Es war im Frühjahr 1982. Da spielte ich als 11-jähriger Pimpf mit Freunden vor dem Haus meiner Großeltern. Sie bewohnten einen dieser Wohnsilos, die man in den 60er Jahren für die Arbeiter des nahen VW-Werks in der Siedlung am Schwarzen Berge aus dem Boden gestampft hatte. Hier aufzuwachsen war schon fast ein Privileg. Die riesen Rasenflächen vor den Hochhäusern am Sielkamp luden förmlich zum Fußballspielen ein. Auch wenn man sich häufig einen Rüffel der dortigen Anwohner einfing, so hatten doch die meisten Verständnis dafür, dass man nicht gerne auf dem nahe gelegenen Schotter-Bolzplatz seine Knie ruinieren wollte.
So war es auch an jenem doch recht warmen Mai-Tag vor dem Hause Sielkamp 30. Die ersten Geranien und Petunien wurden von den älteren Bewohnern des Mehrfamilienturmes in die Balkonkästen gepflanzt, während wir uns zu sechst mit einem kleinen Kick auf die bald beginnende Fußball-Weltmeisterschaft in Spanien einstimmen wollten. Gerade als wir unsere “Mannschaften” zusammengestellt hatten, betrat eine groß gewachsene Person die Szenerie und beobachtete uns eine Weile mit seinen dunklen Augen. Uns wollte vor Aufregung nicht recht viel gelingen. Nach jedem misslungenem Torschuss, nach jeder halbherzigen Parade und nach jedem verlorenen Zweikampf, huschten unsere Blicke ehrfürchtig zu dem dunkelhaarigen Mann, von dem wir glaubten, dass er uns irgendwie benotete. Ich meine noch heute, ab und an ein verschmitztes Lächeln in seinem Gesicht gesehen zu haben, doch ganz sicher bin ich mir nie gewesen. Nach knapp zwanzig Minuten war dieser hagere Kerl verschwunden und wir Jungs hatten ab sofort kein anderes Gesprächsthema mehr.

□ □ □ □ □

IHRE AUFGABE:
Kopieren Sie aus der Seite wortgetreu den Abschnitt von „Es war im Frühjahr“ bis einschließlich „Knie ruinieren wollte.“. Die nachstehende Auflistung steht in keinem Zusammenhang mit der Seite.

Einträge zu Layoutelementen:
□ □ □ □ □

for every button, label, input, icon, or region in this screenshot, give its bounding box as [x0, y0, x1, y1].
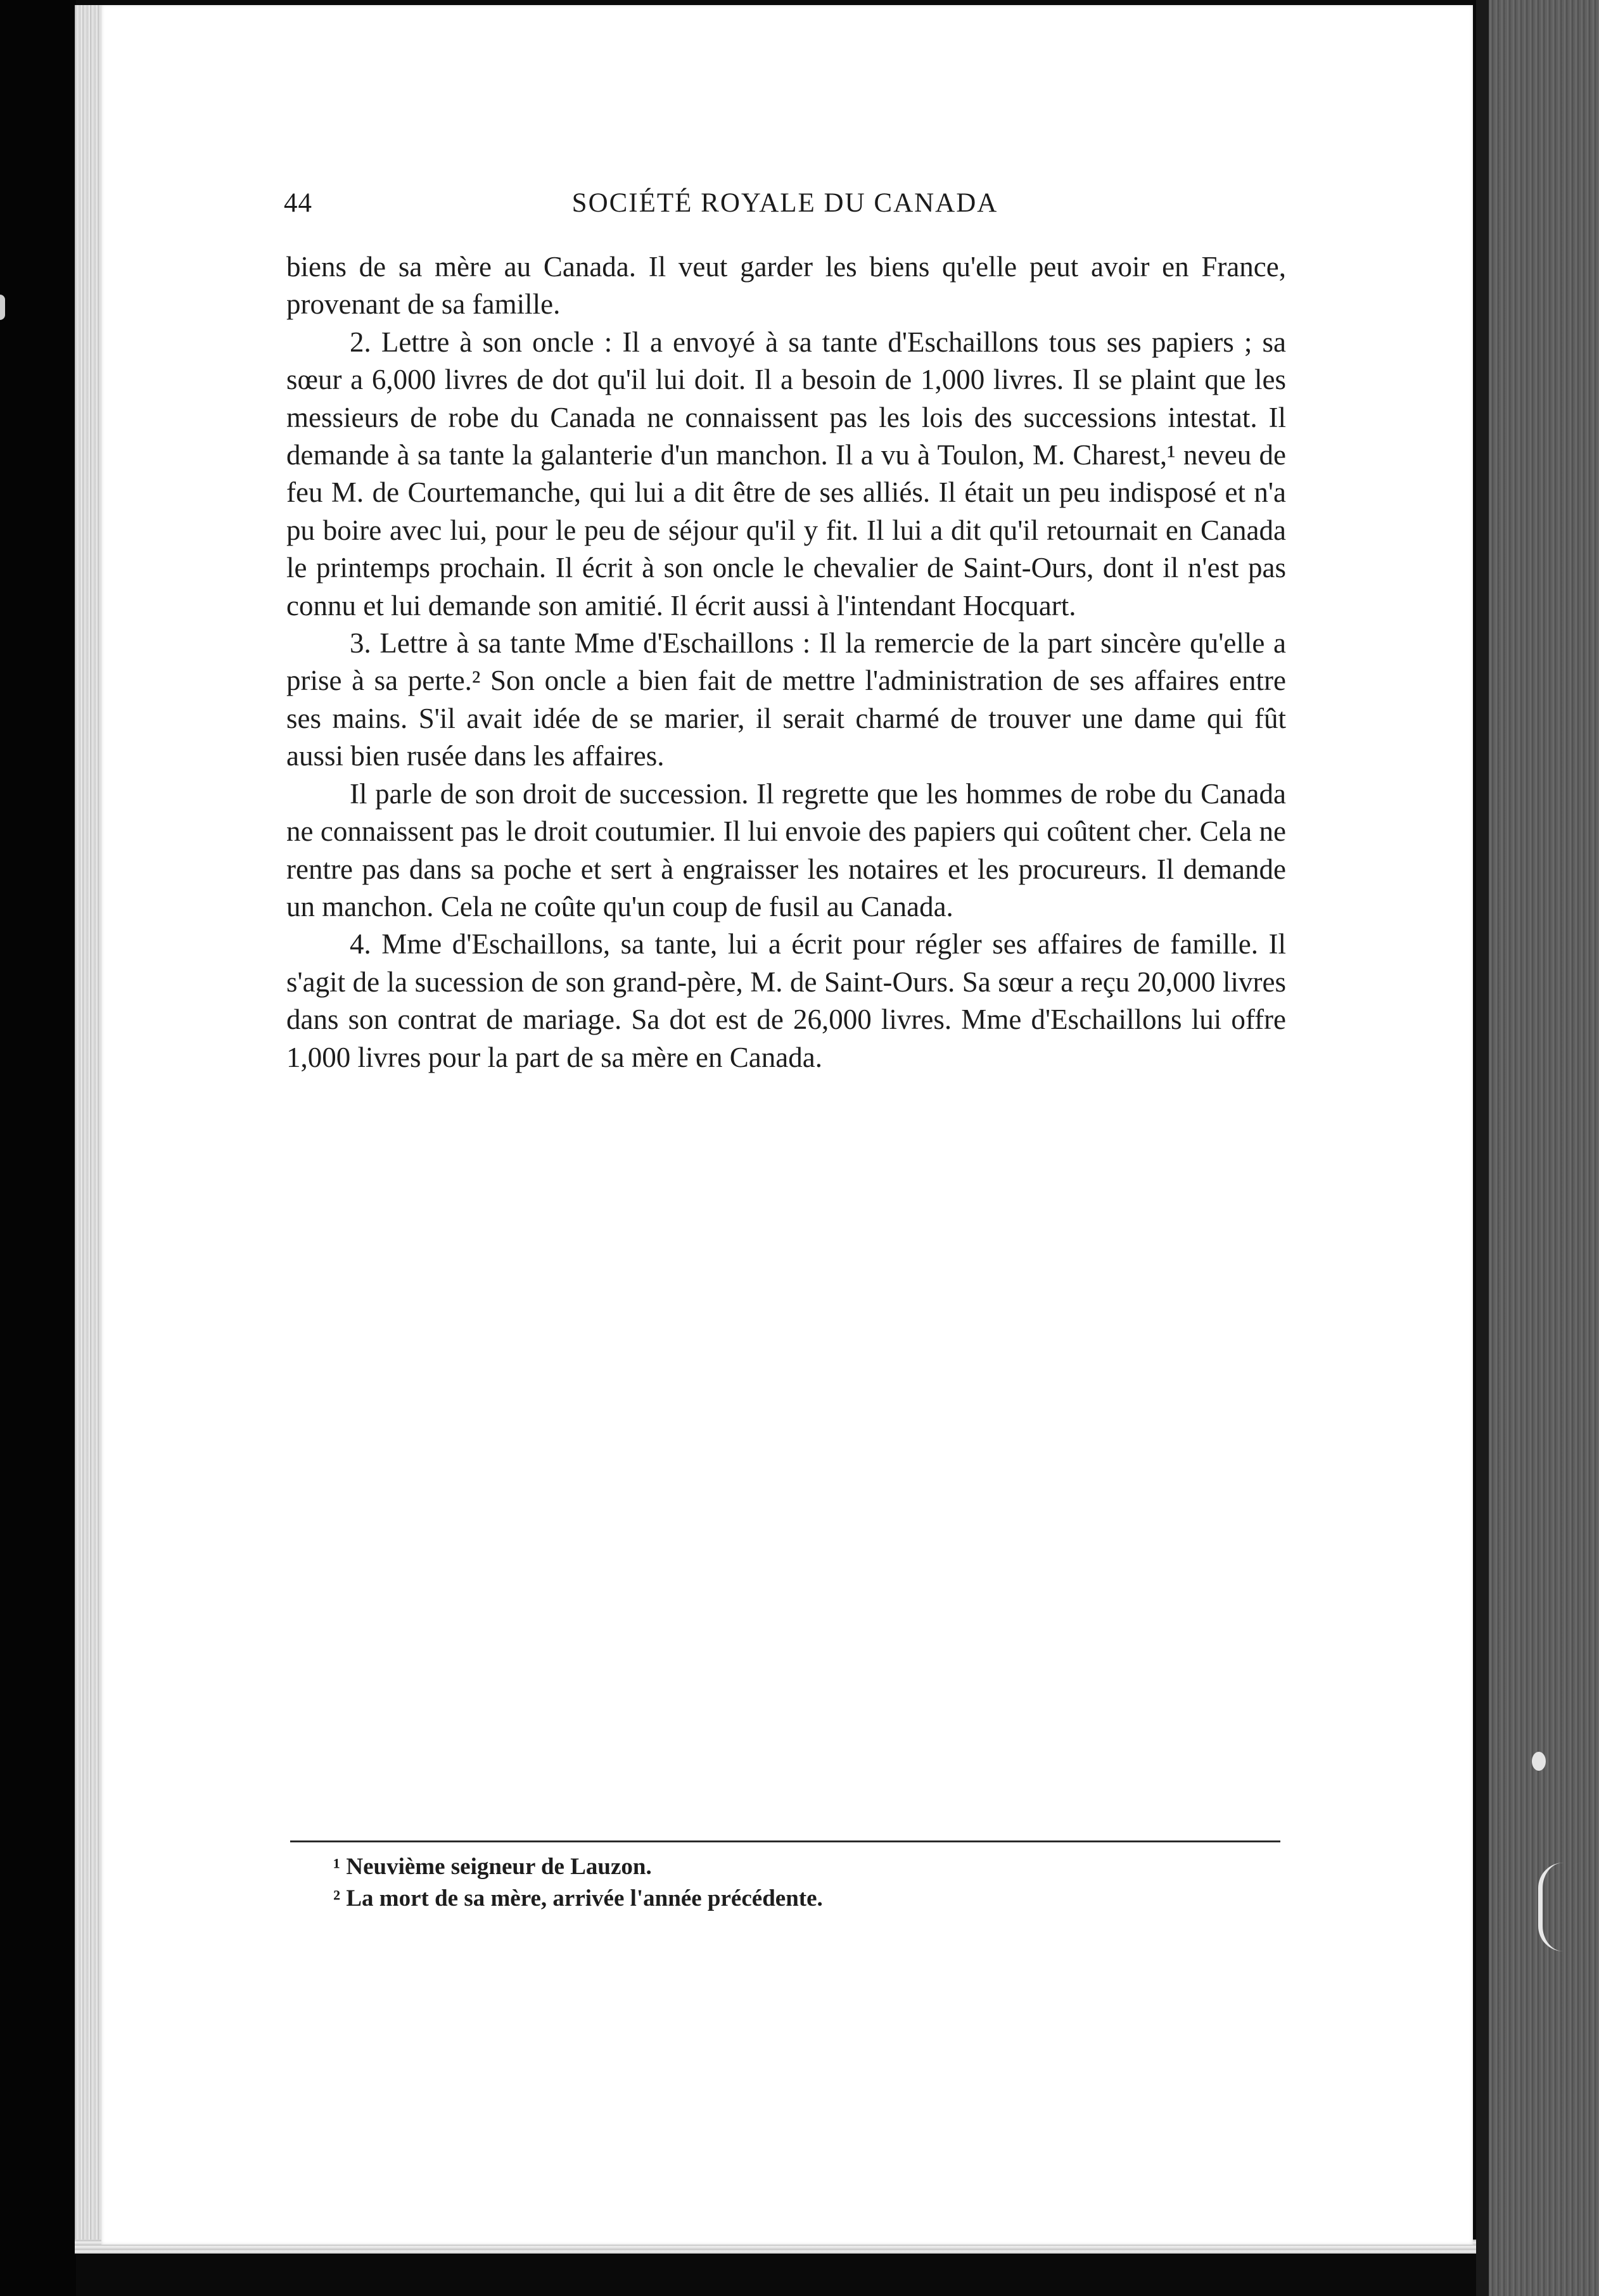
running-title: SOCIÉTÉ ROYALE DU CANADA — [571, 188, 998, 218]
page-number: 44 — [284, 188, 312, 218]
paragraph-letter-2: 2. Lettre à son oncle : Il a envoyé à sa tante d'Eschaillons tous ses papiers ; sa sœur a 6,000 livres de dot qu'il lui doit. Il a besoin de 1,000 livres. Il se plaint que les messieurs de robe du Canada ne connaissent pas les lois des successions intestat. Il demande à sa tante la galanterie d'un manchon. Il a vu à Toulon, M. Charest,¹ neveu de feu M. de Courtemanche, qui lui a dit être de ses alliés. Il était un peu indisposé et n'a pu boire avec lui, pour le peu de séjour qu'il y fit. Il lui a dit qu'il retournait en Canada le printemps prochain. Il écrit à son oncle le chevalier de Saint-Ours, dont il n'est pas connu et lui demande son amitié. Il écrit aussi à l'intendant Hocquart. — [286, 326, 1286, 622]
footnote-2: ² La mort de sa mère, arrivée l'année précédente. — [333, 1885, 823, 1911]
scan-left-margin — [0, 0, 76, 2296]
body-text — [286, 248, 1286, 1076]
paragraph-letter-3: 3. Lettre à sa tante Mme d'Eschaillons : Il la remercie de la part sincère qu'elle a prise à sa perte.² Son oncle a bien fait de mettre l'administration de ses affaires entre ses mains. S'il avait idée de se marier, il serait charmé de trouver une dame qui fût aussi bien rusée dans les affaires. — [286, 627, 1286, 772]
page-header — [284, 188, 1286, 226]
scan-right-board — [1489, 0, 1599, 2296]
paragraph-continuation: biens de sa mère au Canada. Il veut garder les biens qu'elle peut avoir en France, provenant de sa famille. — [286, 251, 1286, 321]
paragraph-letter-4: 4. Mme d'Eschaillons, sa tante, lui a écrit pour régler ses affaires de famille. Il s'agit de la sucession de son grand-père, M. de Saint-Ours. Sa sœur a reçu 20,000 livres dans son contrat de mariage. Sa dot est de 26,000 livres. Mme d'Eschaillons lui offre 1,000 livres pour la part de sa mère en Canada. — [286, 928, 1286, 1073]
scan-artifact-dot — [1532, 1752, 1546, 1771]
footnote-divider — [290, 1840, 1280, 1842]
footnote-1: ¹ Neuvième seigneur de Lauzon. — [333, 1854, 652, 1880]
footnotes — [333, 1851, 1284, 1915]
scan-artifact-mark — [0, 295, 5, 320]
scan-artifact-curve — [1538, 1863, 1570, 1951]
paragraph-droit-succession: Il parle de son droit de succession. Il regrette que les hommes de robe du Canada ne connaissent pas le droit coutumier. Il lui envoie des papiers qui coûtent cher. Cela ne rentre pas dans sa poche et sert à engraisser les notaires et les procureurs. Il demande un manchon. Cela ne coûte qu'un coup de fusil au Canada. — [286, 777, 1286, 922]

□ □ □ □ □

SCHRIFTLICHE LÖSUNG:
Es war im Frühjahr 1982. Da spielte ich als 11-jähriger Pimpf mit Freunden vor dem Haus meiner Großeltern. Sie bewohnten einen dieser Wohnsilos, die man in den 60er Jahren für die Arbeiter des nahen VW-Werks in der Siedlung am Schwarzen Berge aus dem Boden gestampft hatte. Hier aufzuwachsen war schon fast ein Privileg. Die riesen Rasenflächen vor den Hochhäusern am Sielkamp luden förmlich zum Fußballspielen ein. Auch wenn man sich häufig einen Rüffel der dortigen Anwohner einfing, so hatten doch die meisten Verständnis dafür, dass man nicht gerne auf dem nahe gelegenen Schotter-Bolzplatz seine Knie ruinieren wollte.